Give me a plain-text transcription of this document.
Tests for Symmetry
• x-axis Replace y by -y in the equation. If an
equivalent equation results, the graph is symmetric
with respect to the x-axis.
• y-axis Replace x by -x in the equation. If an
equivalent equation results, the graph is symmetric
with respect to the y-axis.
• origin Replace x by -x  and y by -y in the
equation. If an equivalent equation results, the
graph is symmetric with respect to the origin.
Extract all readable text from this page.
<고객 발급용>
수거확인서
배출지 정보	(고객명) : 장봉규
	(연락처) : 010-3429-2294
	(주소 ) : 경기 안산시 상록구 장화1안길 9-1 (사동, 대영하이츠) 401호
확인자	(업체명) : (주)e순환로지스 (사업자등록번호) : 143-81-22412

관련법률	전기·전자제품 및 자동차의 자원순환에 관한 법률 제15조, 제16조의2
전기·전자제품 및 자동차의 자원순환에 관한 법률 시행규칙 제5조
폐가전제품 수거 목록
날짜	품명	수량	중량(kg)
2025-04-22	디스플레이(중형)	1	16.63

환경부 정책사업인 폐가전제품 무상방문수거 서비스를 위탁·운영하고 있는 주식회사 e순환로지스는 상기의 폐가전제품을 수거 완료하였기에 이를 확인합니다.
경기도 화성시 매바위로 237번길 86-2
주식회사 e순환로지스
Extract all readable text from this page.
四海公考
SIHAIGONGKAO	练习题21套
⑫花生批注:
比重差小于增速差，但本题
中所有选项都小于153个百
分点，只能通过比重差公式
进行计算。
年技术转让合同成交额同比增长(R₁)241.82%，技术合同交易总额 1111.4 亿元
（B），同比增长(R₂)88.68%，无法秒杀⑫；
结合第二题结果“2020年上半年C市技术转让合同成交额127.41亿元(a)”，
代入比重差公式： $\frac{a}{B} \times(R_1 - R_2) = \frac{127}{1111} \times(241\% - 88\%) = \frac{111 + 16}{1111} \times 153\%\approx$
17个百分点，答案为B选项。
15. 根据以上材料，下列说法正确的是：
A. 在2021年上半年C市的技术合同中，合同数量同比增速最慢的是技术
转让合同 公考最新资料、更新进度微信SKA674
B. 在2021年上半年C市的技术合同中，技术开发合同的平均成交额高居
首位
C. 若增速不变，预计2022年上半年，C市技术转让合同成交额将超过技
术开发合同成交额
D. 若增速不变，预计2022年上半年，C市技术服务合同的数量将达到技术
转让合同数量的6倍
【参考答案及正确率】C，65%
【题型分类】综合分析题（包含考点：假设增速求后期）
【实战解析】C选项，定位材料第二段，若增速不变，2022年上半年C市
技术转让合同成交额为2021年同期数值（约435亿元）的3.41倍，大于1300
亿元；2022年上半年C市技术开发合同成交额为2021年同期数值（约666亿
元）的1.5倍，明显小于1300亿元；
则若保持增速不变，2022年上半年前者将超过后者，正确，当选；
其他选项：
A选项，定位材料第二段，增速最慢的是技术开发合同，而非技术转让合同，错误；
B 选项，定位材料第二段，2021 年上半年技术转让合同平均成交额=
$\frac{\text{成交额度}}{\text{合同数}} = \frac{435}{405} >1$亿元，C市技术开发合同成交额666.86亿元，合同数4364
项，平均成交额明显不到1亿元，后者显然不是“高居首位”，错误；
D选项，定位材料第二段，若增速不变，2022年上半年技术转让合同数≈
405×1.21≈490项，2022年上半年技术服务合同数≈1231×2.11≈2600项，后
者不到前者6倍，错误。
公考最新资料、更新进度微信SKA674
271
•••
TASK STATEMENT >> All of the entries should be written out again exactly.

RESULT FOR THIS EXERCISE >>
Give me a plain-text transcription of this document.
Tests for Symmetry
• x-axis Replace y by -y in the equation. If an
equivalent equation results, the graph is symmetric
with respect to the x-axis.
• y-axis Replace x by -x in the equation. If an
equivalent equation results, the graph is symmetric
with respect to the y-axis.
• origin Replace x by -x  and y by -y in the
equation. If an equivalent equation results, the
graph is symmetric with respect to the origin.
Extract all readable text from this page.
<고객 발급용>
수거확인서
배출지 정보	(고객명) : 장봉규
	(연락처) : 010-3429-2294
	(주소 ) : 경기 안산시 상록구 장화1안길 9-1 (사동, 대영하이츠) 401호
확인자	(업체명) : (주)e순환로지스 (사업자등록번호) : 143-81-22412

관련법률	전기·전자제품 및 자동차의 자원순환에 관한 법률 제15조, 제16조의2
전기·전자제품 및 자동차의 자원순환에 관한 법률 시행규칙 제5조
폐가전제품 수거 목록
날짜	품명	수량	중량(kg)
2025-04-22	디스플레이(중형)	1	16.63

환경부 정책사업인 폐가전제품 무상방문수거 서비스를 위탁·운영하고 있는 주식회사 e순환로지스는 상기의 폐가전제품을 수거 완료하였기에 이를 확인합니다.
경기도 화성시 매바위로 237번길 86-2
주식회사 e순환로지스
Extract all readable text from this page.
四海公考
SIHAIGONGKAO	练习题21套
⑫花生批注:
比重差小于增速差，但本题
中所有选项都小于153个百
分点，只能通过比重差公式
进行计算。
年技术转让合同成交额同比增长(R₁)241.82%，技术合同交易总额 1111.4 亿元
（B），同比增长(R₂)88.68%，无法秒杀⑫；
结合第二题结果“2020年上半年C市技术转让合同成交额127.41亿元(a)”，
代入比重差公式： $\frac{a}{B} \times(R_1 - R_2) = \frac{127}{1111} \times(241\% - 88\%) = \frac{111 + 16}{1111} \times 153\%\approx$
17个百分点，答案为B选项。
15. 根据以上材料，下列说法正确的是：
A. 在2021年上半年C市的技术合同中，合同数量同比增速最慢的是技术
转让合同 公考最新资料、更新进度微信SKA674
B. 在2021年上半年C市的技术合同中，技术开发合同的平均成交额高居
首位
C. 若增速不变，预计2022年上半年，C市技术转让合同成交额将超过技
术开发合同成交额
D. 若增速不变，预计2022年上半年，C市技术服务合同的数量将达到技术
转让合同数量的6倍
【参考答案及正确率】C，65%
【题型分类】综合分析题（包含考点：假设增速求后期）
【实战解析】C选项，定位材料第二段，若增速不变，2022年上半年C市
技术转让合同成交额为2021年同期数值（约435亿元）的3.41倍，大于1300
亿元；2022年上半年C市技术开发合同成交额为2021年同期数值（约666亿
元）的1.5倍，明显小于1300亿元；
则若保持增速不变，2022年上半年前者将超过后者，正确，当选；
其他选项：
A选项，定位材料第二段，增速最慢的是技术开发合同，而非技术转让合同，错误；
B 选项，定位材料第二段，2021 年上半年技术转让合同平均成交额=
$\frac{\text{成交额度}}{\text{合同数}} = \frac{435}{405} >1$亿元，C市技术开发合同成交额666.86亿元，合同数4364
项，平均成交额明显不到1亿元，后者显然不是“高居首位”，错误；
D选项，定位材料第二段，若增速不变，2022年上半年技术转让合同数≈
405×1.21≈490项，2022年上半年技术服务合同数≈1231×2.11≈2600项，后
者不到前者6倍，错误。
公考最新资料、更新进度微信SKA674
271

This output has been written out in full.